§ Required task
Read the data and repeat all of it exactly.
>>>>>
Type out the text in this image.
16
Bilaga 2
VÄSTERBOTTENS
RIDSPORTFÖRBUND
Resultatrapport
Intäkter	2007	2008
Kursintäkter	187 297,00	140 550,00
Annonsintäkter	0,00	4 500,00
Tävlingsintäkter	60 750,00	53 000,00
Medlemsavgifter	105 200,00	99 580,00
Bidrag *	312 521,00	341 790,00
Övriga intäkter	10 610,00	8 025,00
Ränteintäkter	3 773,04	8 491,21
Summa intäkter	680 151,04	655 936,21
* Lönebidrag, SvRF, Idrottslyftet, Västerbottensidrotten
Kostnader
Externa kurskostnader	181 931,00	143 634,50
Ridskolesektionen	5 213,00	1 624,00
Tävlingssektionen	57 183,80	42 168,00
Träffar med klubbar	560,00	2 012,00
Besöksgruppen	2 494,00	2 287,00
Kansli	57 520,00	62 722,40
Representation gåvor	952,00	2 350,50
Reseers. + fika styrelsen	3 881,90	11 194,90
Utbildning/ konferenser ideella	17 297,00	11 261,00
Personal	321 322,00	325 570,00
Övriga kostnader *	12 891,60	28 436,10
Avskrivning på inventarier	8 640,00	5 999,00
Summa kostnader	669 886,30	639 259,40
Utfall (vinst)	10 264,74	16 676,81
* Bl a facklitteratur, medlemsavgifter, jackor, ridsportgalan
<<<<<
§ Written solution
Type out the text in this image.
16
Bilaga 2
VÄSTERBOTTENS
RIDSPORTFÖRBUND
Resultatrapport
Intäkter	2007	2008
Kursintäkter	187 297,00	140 550,00
Annonsintäkter	0,00	4 500,00
Tävlingsintäkter	60 750,00	53 000,00
Medlemsavgifter	105 200,00	99 580,00
Bidrag *	312 521,00	341 790,00
Övriga intäkter	10 610,00	8 025,00
Ränteintäkter	3 773,04	8 491,21
Summa intäkter	680 151,04	655 936,21
* Lönebidrag, SvRF, Idrottslyftet, Västerbottensidrotten
Kostnader
Externa kurskostnader	181 931,00	143 634,50
Ridskolesektionen	5 213,00	1 624,00
Tävlingssektionen	57 183,80	42 168,00
Träffar med klubbar	560,00	2 012,00
Besöksgruppen	2 494,00	2 287,00
Kansli	57 520,00	62 722,40
Representation gåvor	952,00	2 350,50
Reseers. + fika styrelsen	3 881,90	11 194,90
Utbildning/ konferenser ideella	17 297,00	11 261,00
Personal	321 322,00	325 570,00
Övriga kostnader *	12 891,60	28 436,10
Avskrivning på inventarier	8 640,00	5 999,00
Summa kostnader	669 886,30	639 259,40
Utfall (vinst)	10 264,74	16 676,81
* Bl a facklitteratur, medlemsavgifter, jackor, ridsportgalan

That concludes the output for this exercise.